:: Instructions to follow ::
Read the material below and count the lines holding the string "наук". Give that count with nothing added.

::: Record list :::

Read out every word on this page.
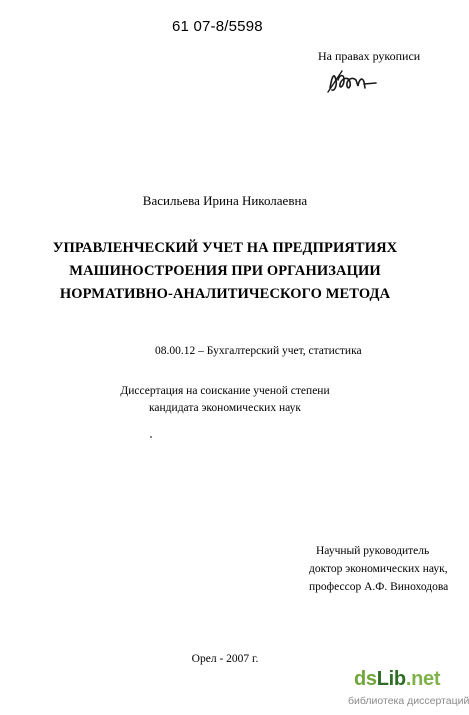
61 07-8/5598
На правах рукописи
Васильева Ирина Николаевна
УПРАВЛЕНЧЕСКИЙ УЧЕТ НА ПРЕДПРИЯТИЯХ
МАШИНОСТРОЕНИЯ ПРИ ОРГАНИЗАЦИИ
НОРМАТИВНО-АНАЛИТИЧЕСКОГО МЕТОДА
08.00.12 – Бухгалтерский учет, статистика
Диссертация на соискание ученой степени
кандидата экономических наук
Научный руководитель
доктор экономических наук,
профессор А.Ф. Виноходова
Орел - 2007 г.
dsLib.net
библиотека диссертаций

:::

:: Reply to the task ::
2